(Records from a data source)
"""

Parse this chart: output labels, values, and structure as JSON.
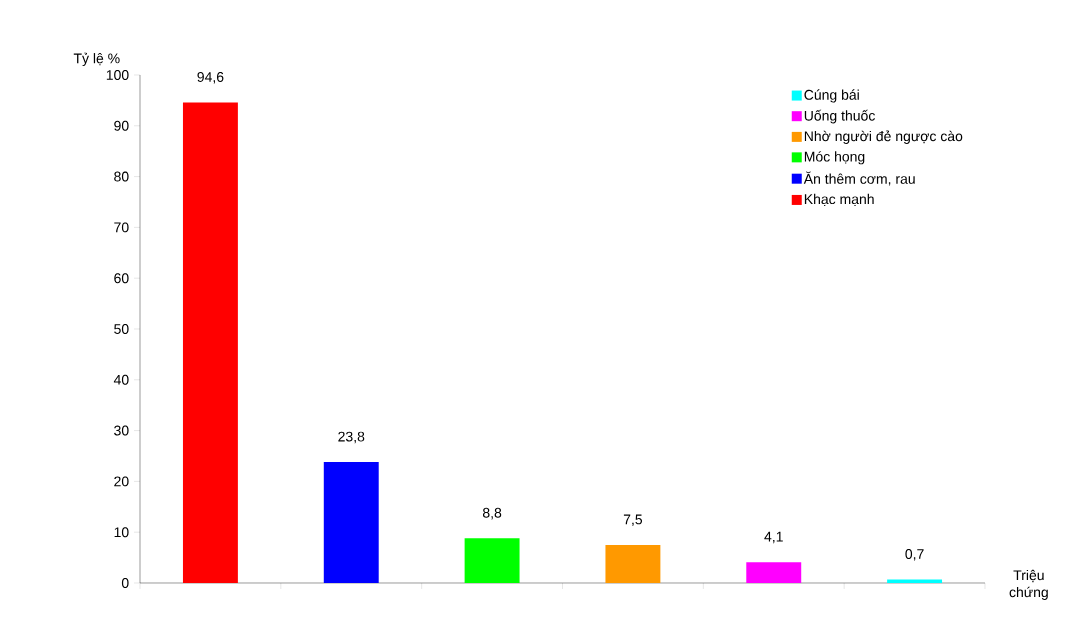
{
  "chart_data": {
    "type": "bar",
    "xlabel": "Triệu chứng",
    "ylabel": "Tỷ lệ %",
    "categories": [
      null,
      null,
      null,
      null,
      null,
      null
    ],
    "series": [
      {
        "name": "Khạc mạnh",
        "color": "#ff0000",
        "values": [
          94.6,
          null,
          null,
          null,
          null,
          null
        ],
        "value_labels": [
          "94,6",
          null,
          null,
          null,
          null,
          null
        ]
      },
      {
        "name": "Ăn thêm cơm, rau",
        "color": "#0000ff",
        "values": [
          null,
          23.8,
          null,
          null,
          null,
          null
        ],
        "value_labels": [
          null,
          "23,8",
          null,
          null,
          null,
          null
        ]
      },
      {
        "name": "Móc họng",
        "color": "#00ff00",
        "values": [
          null,
          null,
          8.8,
          null,
          null,
          null
        ],
        "value_labels": [
          null,
          null,
          "8,8",
          null,
          null,
          null
        ]
      },
      {
        "name": "Nhờ người đẻ ngược cào",
        "color": "#ff9900",
        "values": [
          null,
          null,
          null,
          7.5,
          null,
          null
        ],
        "value_labels": [
          null,
          null,
          null,
          "7,5",
          null,
          null
        ]
      },
      {
        "name": "Uống thuốc",
        "color": "#ff00ff",
        "values": [
          null,
          null,
          null,
          null,
          4.1,
          null
        ],
        "value_labels": [
          null,
          null,
          null,
          null,
          "4,1",
          null
        ]
      },
      {
        "name": "Cúng bái",
        "color": "#00ffff",
        "values": [
          null,
          null,
          null,
          null,
          null,
          0.7
        ],
        "value_labels": [
          null,
          null,
          null,
          null,
          null,
          "0,7"
        ]
      }
    ],
    "ylim": [
      0,
      100
    ],
    "yticks": [
      0,
      10,
      20,
      30,
      40,
      50,
      60,
      70,
      80,
      90,
      100
    ],
    "grid": false,
    "legend": "top right"
  }
}
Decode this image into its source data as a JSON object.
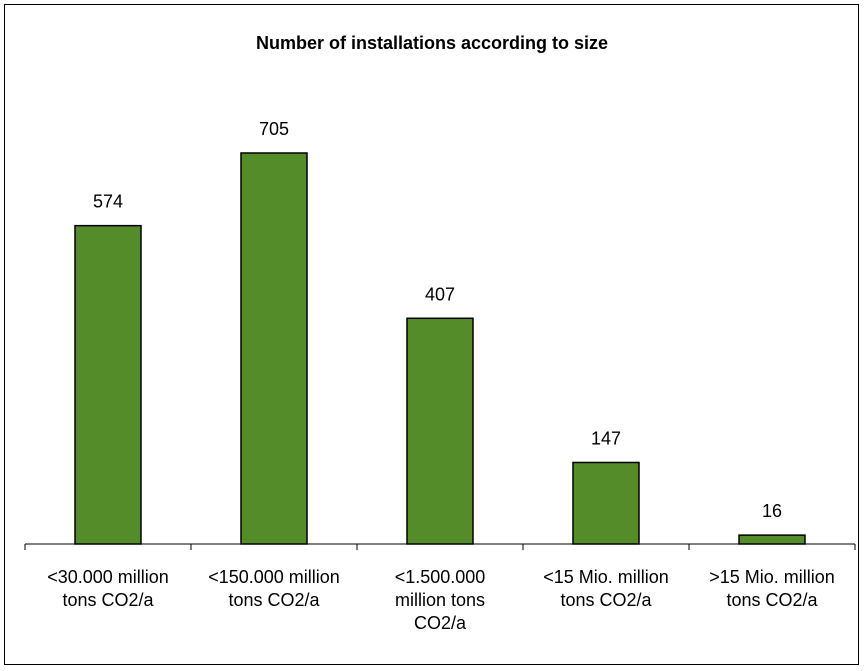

"""

# Requirements
Above are the records. Copy every line in them holding "this".

# Completed task
Parse this chart: output labels, values, and structure as JSON.
Decode this image into its source data as a JSON object.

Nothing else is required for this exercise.